▶ Items from a figure collection:
----

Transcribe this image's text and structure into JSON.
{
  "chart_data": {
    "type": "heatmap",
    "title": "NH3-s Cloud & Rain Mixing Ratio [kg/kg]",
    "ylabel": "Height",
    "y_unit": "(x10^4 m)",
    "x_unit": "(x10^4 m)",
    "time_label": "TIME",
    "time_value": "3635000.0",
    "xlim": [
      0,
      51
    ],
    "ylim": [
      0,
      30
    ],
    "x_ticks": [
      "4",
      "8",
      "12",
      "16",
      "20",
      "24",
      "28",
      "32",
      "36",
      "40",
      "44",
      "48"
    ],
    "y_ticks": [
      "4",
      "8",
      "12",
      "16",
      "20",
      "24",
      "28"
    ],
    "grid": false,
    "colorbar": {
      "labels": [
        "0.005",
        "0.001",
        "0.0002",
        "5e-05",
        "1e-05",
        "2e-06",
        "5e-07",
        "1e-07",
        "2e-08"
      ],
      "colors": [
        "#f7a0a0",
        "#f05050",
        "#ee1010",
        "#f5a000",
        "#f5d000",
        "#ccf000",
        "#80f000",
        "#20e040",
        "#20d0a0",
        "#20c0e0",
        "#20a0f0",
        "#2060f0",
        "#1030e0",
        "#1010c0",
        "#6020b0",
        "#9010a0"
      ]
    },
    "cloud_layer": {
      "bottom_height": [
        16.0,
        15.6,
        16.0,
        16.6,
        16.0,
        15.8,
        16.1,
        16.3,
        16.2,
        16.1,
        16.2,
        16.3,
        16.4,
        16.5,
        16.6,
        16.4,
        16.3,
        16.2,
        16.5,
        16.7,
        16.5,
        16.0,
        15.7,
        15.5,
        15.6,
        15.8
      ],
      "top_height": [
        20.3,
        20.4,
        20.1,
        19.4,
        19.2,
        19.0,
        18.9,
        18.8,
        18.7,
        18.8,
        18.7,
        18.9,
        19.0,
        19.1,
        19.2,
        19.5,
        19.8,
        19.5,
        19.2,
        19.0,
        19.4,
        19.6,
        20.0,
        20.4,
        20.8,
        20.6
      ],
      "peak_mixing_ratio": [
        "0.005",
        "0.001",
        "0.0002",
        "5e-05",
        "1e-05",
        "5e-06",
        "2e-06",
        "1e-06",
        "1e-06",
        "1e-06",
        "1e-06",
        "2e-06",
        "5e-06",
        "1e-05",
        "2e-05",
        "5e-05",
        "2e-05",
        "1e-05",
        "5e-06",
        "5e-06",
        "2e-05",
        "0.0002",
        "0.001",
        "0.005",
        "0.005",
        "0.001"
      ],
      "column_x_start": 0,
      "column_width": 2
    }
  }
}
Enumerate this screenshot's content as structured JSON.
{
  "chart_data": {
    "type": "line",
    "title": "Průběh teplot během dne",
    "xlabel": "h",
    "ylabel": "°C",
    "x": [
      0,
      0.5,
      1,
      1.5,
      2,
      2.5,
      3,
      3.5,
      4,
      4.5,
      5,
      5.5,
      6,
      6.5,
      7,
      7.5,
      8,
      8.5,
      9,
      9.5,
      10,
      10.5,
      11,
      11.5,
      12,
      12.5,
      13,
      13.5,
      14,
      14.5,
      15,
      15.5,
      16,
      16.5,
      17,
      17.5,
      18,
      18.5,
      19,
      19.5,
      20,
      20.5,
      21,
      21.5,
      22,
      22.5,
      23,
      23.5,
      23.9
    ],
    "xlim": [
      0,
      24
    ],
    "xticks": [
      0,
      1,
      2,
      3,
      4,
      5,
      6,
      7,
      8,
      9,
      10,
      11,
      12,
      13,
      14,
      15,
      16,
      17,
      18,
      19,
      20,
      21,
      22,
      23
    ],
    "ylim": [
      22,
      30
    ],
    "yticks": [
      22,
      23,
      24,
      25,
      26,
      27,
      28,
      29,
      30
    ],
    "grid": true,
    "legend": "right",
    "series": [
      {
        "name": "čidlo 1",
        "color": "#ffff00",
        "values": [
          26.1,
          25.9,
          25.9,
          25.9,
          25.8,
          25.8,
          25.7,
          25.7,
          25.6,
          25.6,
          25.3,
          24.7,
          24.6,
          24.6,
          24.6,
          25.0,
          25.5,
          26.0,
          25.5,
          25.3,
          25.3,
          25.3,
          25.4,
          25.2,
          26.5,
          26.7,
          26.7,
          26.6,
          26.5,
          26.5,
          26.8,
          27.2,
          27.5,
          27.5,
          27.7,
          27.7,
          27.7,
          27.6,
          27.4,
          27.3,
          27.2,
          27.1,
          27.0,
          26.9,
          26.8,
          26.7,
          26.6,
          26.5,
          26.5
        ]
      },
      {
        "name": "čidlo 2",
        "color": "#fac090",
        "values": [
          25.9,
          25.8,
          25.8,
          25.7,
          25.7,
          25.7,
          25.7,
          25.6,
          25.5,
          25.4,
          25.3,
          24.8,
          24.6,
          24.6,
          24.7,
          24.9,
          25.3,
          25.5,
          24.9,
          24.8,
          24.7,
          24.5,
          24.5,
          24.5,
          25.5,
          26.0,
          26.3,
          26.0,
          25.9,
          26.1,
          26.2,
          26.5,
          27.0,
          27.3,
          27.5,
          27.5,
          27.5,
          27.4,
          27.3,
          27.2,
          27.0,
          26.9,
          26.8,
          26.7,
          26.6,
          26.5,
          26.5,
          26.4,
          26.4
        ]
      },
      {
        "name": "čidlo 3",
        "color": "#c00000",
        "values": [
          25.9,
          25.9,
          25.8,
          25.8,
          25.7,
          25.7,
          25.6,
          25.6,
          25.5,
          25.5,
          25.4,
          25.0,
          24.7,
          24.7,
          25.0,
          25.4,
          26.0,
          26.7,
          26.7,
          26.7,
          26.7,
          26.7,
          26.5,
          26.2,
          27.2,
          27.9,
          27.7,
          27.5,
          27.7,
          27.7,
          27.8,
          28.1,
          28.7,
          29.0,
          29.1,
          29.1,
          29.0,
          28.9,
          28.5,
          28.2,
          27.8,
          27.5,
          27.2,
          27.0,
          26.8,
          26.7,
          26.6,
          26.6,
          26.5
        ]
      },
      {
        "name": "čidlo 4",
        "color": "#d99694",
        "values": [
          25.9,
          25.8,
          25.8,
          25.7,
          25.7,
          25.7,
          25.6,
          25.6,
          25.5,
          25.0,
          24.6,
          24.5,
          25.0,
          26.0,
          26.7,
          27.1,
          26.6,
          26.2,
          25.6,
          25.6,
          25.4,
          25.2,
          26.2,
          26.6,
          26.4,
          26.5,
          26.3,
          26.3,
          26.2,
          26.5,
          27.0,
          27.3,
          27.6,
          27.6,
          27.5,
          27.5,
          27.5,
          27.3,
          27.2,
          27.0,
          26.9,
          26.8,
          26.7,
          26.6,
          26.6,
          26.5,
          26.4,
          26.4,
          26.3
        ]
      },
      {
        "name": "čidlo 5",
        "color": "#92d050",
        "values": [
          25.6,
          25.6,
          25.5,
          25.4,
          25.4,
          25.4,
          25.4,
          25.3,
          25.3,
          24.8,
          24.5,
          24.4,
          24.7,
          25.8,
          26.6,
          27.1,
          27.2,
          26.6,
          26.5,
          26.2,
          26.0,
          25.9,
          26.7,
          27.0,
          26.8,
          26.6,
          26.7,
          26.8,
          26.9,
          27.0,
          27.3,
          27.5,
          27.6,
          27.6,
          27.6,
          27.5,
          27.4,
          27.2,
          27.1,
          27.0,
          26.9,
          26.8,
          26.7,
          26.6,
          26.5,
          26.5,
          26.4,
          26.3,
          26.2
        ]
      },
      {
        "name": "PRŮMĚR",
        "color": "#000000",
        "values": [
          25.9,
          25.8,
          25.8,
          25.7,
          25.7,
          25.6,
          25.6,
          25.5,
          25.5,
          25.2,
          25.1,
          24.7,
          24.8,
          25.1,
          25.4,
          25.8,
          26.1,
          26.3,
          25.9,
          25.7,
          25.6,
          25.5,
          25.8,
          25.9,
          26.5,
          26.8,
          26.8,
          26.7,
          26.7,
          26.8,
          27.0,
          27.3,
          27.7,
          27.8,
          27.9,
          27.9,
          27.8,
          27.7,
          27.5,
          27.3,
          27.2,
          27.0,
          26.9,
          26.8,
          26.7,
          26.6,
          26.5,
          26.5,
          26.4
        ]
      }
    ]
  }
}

----

▶ Written problem: Every line of the listing that holds "JSON" should be found and copied.

▶ Answer to the task:
Transcribe this image's text and structure into JSON.
Enumerate this screenshot's content as structured JSON.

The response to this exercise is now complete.